[Records from a data source]

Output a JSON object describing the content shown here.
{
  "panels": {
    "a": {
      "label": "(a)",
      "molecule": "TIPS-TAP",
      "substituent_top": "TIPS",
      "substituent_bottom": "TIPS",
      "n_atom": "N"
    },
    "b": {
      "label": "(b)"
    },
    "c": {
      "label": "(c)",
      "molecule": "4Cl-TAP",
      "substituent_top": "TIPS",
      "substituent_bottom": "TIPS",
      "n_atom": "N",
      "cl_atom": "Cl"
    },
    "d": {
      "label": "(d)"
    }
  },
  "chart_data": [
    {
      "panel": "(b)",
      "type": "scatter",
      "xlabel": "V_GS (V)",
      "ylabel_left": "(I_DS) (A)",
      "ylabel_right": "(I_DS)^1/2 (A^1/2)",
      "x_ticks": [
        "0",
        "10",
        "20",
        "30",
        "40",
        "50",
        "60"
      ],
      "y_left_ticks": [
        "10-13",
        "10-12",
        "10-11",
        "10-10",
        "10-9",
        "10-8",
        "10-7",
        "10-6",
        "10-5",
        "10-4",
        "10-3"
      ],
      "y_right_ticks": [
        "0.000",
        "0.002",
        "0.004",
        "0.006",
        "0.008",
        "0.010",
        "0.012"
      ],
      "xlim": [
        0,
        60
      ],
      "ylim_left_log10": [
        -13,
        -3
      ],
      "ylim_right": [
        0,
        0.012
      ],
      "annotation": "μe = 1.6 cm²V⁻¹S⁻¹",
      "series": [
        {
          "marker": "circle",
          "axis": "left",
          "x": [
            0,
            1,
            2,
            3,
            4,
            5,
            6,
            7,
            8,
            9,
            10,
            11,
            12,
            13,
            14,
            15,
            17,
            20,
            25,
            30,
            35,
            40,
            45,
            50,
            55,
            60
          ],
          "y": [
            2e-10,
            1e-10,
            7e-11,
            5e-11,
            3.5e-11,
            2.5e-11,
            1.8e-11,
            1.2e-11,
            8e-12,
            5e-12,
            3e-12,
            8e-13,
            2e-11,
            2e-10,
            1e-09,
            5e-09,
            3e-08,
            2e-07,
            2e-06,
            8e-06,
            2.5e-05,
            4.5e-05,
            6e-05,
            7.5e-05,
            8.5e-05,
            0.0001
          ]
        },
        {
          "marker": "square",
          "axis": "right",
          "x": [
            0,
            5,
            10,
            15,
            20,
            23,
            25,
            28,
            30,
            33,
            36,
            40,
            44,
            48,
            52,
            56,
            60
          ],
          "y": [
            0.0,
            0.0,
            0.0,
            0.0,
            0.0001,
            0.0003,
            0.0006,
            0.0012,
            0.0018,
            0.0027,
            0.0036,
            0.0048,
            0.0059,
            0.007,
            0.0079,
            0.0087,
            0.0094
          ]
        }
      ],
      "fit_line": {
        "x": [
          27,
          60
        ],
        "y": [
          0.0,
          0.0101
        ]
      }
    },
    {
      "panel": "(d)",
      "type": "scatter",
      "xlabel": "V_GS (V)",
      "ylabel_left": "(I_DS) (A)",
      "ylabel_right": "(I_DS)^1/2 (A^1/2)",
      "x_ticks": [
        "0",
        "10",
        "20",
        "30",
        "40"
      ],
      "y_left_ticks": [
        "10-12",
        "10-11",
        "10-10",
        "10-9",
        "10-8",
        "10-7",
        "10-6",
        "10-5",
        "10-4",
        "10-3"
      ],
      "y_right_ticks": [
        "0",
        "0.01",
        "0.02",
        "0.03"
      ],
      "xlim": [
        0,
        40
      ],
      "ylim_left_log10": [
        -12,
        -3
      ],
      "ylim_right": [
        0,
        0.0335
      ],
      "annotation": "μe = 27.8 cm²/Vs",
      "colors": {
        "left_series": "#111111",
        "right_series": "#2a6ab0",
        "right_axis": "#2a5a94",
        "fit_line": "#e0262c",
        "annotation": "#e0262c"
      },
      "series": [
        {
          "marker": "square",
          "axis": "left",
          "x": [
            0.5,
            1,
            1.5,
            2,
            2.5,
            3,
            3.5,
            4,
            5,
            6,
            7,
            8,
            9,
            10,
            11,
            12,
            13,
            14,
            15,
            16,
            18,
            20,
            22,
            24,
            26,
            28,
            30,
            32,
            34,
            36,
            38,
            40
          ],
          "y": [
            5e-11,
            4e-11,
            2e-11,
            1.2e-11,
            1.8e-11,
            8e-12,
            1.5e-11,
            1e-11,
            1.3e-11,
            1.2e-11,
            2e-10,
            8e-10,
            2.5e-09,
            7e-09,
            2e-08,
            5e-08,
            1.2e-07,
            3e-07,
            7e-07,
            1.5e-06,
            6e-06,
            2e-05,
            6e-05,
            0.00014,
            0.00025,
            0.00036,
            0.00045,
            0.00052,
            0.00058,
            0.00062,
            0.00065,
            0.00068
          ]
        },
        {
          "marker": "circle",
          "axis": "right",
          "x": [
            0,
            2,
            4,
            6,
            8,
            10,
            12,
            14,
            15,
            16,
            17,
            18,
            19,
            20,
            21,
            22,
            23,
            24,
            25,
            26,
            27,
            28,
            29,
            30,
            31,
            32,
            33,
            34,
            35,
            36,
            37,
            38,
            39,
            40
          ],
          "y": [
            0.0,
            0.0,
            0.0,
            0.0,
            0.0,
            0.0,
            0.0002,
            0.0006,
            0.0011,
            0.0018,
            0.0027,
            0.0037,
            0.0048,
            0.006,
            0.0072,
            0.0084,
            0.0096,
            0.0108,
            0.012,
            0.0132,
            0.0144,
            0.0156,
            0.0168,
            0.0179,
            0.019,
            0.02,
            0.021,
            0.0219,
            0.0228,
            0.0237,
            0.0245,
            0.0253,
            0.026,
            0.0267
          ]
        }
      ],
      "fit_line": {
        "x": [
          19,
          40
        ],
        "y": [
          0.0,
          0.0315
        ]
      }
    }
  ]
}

Stated task: Repeat the material above in full, exactly as it stands.

Output below:
Output a JSON object describing the content shown here.
{
  "panels": {
    "a": {
      "label": "(a)",
      "molecule": "TIPS-TAP",
      "substituent_top": "TIPS",
      "substituent_bottom": "TIPS",
      "n_atom": "N"
    },
    "b": {
      "label": "(b)"
    },
    "c": {
      "label": "(c)",
      "molecule": "4Cl-TAP",
      "substituent_top": "TIPS",
      "substituent_bottom": "TIPS",
      "n_atom": "N",
      "cl_atom": "Cl"
    },
    "d": {
      "label": "(d)"
    }
  },
  "chart_data": [
    {
      "panel": "(b)",
      "type": "scatter",
      "xlabel": "V_GS (V)",
      "ylabel_left": "(I_DS) (A)",
      "ylabel_right": "(I_DS)^1/2 (A^1/2)",
      "x_ticks": [
        "0",
        "10",
        "20",
        "30",
        "40",
        "50",
        "60"
      ],
      "y_left_ticks": [
        "10-13",
        "10-12",
        "10-11",
        "10-10",
        "10-9",
        "10-8",
        "10-7",
        "10-6",
        "10-5",
        "10-4",
        "10-3"
      ],
      "y_right_ticks": [
        "0.000",
        "0.002",
        "0.004",
        "0.006",
        "0.008",
        "0.010",
        "0.012"
      ],
      "xlim": [
        0,
        60
      ],
      "ylim_left_log10": [
        -13,
        -3
      ],
      "ylim_right": [
        0,
        0.012
      ],
      "annotation": "μe = 1.6 cm²V⁻¹S⁻¹",
      "series": [
        {
          "marker": "circle",
          "axis": "left",
          "x": [
            0,
            1,
            2,
            3,
            4,
            5,
            6,
            7,
            8,
            9,
            10,
            11,
            12,
            13,
            14,
            15,
            17,
            20,
            25,
            30,
            35,
            40,
            45,
            50,
            55,
            60
          ],
          "y": [
            2e-10,
            1e-10,
            7e-11,
            5e-11,
            3.5e-11,
            2.5e-11,
            1.8e-11,
            1.2e-11,
            8e-12,
            5e-12,
            3e-12,
            8e-13,
            2e-11,
            2e-10,
            1e-09,
            5e-09,
            3e-08,
            2e-07,
            2e-06,
            8e-06,
            2.5e-05,
            4.5e-05,
            6e-05,
            7.5e-05,
            8.5e-05,
            0.0001
          ]
        },
        {
          "marker": "square",
          "axis": "right",
          "x": [
            0,
            5,
            10,
            15,
            20,
            23,
            25,
            28,
            30,
            33,
            36,
            40,
            44,
            48,
            52,
            56,
            60
          ],
          "y": [
            0.0,
            0.0,
            0.0,
            0.0,
            0.0001,
            0.0003,
            0.0006,
            0.0012,
            0.0018,
            0.0027,
            0.0036,
            0.0048,
            0.0059,
            0.007,
            0.0079,
            0.0087,
            0.0094
          ]
        }
      ],
      "fit_line": {
        "x": [
          27,
          60
        ],
        "y": [
          0.0,
          0.0101
        ]
      }
    },
    {
      "panel": "(d)",
      "type": "scatter",
      "xlabel": "V_GS (V)",
      "ylabel_left": "(I_DS) (A)",
      "ylabel_right": "(I_DS)^1/2 (A^1/2)",
      "x_ticks": [
        "0",
        "10",
        "20",
        "30",
        "40"
      ],
      "y_left_ticks": [
        "10-12",
        "10-11",
        "10-10",
        "10-9",
        "10-8",
        "10-7",
        "10-6",
        "10-5",
        "10-4",
        "10-3"
      ],
      "y_right_ticks": [
        "0",
        "0.01",
        "0.02",
        "0.03"
      ],
      "xlim": [
        0,
        40
      ],
      "ylim_left_log10": [
        -12,
        -3
      ],
      "ylim_right": [
        0,
        0.0335
      ],
      "annotation": "μe = 27.8 cm²/Vs",
      "colors": {
        "left_series": "#111111",
        "right_series": "#2a6ab0",
        "right_axis": "#2a5a94",
        "fit_line": "#e0262c",
        "annotation": "#e0262c"
      },
      "series": [
        {
          "marker": "square",
          "axis": "left",
          "x": [
            0.5,
            1,
            1.5,
            2,
            2.5,
            3,
            3.5,
            4,
            5,
            6,
            7,
            8,
            9,
            10,
            11,
            12,
            13,
            14,
            15,
            16,
            18,
            20,
            22,
            24,
            26,
            28,
            30,
            32,
            34,
            36,
            38,
            40
          ],
          "y": [
            5e-11,
            4e-11,
            2e-11,
            1.2e-11,
            1.8e-11,
            8e-12,
            1.5e-11,
            1e-11,
            1.3e-11,
            1.2e-11,
            2e-10,
            8e-10,
            2.5e-09,
            7e-09,
            2e-08,
            5e-08,
            1.2e-07,
            3e-07,
            7e-07,
            1.5e-06,
            6e-06,
            2e-05,
            6e-05,
            0.00014,
            0.00025,
            0.00036,
            0.00045,
            0.00052,
            0.00058,
            0.00062,
            0.00065,
            0.00068
          ]
        },
        {
          "marker": "circle",
          "axis": "right",
          "x": [
            0,
            2,
            4,
            6,
            8,
            10,
            12,
            14,
            15,
            16,
            17,
            18,
            19,
            20,
            21,
            22,
            23,
            24,
            25,
            26,
            27,
            28,
            29,
            30,
            31,
            32,
            33,
            34,
            35,
            36,
            37,
            38,
            39,
            40
          ],
          "y": [
            0.0,
            0.0,
            0.0,
            0.0,
            0.0,
            0.0,
            0.0002,
            0.0006,
            0.0011,
            0.0018,
            0.0027,
            0.0037,
            0.0048,
            0.006,
            0.0072,
            0.0084,
            0.0096,
            0.0108,
            0.012,
            0.0132,
            0.0144,
            0.0156,
            0.0168,
            0.0179,
            0.019,
            0.02,
            0.021,
            0.0219,
            0.0228,
            0.0237,
            0.0245,
            0.0253,
            0.026,
            0.0267
          ]
        }
      ],
      "fit_line": {
        "x": [
          19,
          40
        ],
        "y": [
          0.0,
          0.0315
        ]
      }
    }
  ]
}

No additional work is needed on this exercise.